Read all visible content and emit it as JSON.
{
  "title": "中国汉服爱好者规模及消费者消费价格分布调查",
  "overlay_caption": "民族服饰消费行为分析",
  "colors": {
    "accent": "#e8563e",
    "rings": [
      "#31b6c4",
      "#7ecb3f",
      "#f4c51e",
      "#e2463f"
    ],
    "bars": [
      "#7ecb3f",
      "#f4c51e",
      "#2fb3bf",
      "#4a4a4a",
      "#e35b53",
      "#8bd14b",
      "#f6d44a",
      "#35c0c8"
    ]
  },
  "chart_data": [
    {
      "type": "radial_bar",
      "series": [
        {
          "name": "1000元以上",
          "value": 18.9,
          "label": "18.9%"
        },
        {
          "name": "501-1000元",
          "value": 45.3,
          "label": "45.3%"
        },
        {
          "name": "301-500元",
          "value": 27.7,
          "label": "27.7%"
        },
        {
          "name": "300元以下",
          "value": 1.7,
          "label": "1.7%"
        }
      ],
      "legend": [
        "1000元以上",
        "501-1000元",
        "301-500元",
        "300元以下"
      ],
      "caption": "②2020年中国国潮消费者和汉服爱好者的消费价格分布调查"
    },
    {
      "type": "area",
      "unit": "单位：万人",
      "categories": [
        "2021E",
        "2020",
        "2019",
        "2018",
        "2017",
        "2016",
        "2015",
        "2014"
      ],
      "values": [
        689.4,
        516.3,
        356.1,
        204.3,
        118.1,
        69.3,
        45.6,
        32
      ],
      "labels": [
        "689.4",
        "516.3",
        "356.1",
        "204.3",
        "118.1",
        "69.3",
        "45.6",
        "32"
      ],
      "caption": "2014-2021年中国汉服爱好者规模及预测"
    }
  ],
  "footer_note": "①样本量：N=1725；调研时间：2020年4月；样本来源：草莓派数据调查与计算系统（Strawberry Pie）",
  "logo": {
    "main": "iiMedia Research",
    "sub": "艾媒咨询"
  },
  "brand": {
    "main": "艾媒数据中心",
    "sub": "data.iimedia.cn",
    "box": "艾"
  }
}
########
## REQUIRED TASK
Collect, from the material above, every line containing the word "name".

## OUTPUT BELOW
          "name": "1000元以上",
          "name": "501-1000元",
          "name": "301-500元",
          "name": "300元以下",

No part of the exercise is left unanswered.